Provided records =
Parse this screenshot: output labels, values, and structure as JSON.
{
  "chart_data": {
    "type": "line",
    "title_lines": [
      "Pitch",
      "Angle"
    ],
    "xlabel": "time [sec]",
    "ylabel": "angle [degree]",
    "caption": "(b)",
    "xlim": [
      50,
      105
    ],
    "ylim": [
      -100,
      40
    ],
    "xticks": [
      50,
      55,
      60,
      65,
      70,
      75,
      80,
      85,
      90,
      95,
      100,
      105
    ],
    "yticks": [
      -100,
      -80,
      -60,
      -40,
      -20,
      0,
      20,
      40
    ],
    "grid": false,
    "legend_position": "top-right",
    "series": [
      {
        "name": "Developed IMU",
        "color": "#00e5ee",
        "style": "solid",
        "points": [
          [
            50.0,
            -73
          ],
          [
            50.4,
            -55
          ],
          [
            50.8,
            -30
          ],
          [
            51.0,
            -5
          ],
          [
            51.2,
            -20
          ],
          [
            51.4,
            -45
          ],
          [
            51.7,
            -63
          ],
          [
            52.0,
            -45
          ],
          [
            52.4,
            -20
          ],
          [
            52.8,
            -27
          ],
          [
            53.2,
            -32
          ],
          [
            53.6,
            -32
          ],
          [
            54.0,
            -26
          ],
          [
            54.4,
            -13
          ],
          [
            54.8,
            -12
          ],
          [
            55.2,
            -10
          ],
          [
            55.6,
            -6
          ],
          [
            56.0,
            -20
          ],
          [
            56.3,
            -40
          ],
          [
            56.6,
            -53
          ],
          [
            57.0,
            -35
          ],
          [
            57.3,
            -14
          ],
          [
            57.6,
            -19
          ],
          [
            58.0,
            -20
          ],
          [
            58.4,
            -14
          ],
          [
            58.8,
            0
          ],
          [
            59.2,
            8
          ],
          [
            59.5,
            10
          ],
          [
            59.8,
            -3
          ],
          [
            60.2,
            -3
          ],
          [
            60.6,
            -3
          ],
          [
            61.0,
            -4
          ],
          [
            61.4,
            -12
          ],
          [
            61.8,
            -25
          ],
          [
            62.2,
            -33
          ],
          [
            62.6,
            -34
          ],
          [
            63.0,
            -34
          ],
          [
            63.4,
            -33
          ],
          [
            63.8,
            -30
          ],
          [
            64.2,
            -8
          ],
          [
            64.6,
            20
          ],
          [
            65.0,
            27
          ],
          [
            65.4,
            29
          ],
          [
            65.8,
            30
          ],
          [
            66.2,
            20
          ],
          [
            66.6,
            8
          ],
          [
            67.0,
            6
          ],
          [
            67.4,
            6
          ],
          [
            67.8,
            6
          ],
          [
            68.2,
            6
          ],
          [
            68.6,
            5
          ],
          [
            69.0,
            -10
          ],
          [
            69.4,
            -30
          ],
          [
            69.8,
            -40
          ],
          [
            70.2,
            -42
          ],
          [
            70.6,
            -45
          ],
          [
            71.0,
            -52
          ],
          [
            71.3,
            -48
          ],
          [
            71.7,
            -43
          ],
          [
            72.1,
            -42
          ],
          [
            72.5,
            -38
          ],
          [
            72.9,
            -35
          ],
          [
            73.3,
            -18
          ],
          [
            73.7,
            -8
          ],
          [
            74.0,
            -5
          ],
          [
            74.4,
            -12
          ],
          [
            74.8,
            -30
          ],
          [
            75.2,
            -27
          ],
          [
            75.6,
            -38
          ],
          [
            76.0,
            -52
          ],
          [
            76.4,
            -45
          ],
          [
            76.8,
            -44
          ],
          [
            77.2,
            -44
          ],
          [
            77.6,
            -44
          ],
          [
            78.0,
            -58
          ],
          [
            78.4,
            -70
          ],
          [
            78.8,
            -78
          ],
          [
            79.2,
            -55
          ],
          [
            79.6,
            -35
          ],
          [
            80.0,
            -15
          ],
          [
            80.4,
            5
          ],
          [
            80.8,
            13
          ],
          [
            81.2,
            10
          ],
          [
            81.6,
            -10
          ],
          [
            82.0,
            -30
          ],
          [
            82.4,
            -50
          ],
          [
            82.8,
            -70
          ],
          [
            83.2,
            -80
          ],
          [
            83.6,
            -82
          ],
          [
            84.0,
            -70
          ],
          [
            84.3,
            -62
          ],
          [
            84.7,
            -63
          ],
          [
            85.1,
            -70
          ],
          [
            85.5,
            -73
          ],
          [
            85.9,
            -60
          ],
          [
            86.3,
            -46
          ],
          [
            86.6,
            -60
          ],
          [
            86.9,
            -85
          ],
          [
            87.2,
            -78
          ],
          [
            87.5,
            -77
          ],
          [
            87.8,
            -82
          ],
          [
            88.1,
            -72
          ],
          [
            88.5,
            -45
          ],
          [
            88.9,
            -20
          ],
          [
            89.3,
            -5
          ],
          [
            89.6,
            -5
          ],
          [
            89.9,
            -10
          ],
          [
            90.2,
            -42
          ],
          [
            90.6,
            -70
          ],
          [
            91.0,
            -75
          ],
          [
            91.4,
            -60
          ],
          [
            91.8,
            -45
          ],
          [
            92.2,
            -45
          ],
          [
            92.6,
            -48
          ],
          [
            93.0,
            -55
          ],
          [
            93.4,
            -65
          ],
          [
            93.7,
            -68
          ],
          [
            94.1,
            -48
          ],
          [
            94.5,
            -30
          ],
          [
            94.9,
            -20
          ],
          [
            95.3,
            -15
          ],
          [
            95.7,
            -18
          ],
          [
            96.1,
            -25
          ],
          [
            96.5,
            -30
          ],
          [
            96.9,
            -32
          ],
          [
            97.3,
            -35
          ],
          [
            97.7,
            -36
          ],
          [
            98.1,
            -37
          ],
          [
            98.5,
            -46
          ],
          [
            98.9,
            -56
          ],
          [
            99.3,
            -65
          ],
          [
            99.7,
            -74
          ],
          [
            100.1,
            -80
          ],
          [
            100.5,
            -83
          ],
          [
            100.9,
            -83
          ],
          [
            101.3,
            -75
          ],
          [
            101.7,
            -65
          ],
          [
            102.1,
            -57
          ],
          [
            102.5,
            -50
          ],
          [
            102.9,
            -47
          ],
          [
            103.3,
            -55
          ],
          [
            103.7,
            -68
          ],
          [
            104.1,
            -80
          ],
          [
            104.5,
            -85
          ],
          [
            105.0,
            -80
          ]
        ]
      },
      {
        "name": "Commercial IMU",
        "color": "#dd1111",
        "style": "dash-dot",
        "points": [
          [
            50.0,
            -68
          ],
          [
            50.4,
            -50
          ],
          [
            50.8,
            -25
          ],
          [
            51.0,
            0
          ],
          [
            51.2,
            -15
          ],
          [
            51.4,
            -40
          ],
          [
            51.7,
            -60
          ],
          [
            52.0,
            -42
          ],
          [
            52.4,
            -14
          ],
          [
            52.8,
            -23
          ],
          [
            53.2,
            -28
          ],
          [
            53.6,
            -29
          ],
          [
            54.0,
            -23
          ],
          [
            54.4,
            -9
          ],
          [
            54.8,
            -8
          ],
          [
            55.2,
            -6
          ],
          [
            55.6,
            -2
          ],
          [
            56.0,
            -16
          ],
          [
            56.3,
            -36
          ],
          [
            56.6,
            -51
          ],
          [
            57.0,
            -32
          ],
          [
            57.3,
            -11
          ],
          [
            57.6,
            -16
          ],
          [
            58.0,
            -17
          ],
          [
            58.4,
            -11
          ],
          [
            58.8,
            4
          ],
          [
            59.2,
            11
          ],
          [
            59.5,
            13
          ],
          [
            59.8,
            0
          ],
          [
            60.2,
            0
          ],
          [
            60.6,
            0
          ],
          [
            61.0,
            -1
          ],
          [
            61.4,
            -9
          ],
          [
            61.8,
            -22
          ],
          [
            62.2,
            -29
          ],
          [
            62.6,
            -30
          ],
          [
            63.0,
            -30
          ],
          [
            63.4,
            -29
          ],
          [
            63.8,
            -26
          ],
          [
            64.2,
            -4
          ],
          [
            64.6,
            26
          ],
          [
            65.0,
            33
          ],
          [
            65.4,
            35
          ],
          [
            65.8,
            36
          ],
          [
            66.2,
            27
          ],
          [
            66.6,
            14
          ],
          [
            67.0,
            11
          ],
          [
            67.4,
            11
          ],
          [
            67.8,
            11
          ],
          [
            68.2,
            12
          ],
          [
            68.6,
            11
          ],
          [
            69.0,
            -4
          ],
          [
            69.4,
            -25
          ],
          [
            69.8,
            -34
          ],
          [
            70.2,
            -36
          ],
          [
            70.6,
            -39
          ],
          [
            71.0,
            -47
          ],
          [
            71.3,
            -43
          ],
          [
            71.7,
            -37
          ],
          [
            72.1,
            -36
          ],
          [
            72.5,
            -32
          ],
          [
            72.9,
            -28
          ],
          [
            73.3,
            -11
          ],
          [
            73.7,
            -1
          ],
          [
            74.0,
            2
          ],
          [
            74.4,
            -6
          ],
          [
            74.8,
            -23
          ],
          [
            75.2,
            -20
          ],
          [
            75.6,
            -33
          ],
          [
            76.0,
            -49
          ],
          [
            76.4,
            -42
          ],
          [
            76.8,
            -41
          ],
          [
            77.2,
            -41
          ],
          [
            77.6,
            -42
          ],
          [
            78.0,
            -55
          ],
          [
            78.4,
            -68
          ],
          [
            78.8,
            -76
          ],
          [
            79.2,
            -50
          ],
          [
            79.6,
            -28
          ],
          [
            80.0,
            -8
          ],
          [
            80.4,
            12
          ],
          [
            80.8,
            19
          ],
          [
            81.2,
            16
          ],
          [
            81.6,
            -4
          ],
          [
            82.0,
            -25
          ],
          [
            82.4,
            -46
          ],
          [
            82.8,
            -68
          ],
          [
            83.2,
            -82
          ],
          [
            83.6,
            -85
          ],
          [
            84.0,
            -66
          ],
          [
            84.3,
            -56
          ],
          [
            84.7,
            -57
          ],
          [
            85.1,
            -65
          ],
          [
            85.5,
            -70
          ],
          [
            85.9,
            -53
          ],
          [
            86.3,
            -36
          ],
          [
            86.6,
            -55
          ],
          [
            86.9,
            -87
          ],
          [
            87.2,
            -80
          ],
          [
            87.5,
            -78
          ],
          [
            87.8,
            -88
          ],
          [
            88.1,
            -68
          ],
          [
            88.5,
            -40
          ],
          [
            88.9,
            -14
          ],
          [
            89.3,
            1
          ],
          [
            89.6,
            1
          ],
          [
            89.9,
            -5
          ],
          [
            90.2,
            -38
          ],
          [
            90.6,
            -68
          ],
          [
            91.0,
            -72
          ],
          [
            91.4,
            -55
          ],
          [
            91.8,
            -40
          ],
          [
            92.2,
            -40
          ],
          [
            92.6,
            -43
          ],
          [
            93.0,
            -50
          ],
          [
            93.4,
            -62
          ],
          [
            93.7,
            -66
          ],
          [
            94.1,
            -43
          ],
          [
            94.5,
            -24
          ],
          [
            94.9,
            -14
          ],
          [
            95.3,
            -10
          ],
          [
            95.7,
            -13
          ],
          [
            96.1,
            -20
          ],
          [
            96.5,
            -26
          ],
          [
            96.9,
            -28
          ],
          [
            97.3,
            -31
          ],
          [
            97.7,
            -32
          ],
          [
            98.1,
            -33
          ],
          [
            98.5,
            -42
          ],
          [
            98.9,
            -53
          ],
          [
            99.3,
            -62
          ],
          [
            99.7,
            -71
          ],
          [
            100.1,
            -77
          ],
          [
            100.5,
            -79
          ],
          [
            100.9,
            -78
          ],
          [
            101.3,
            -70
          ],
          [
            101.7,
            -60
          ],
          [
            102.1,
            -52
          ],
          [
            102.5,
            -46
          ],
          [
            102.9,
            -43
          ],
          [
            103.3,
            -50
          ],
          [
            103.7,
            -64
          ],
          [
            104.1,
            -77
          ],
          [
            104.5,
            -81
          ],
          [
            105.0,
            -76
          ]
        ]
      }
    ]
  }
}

Exercise goal =
From the entries above, select each line containing the string "name".

Solved problem =
        "name": "Developed IMU",
        "name": "Commercial IMU",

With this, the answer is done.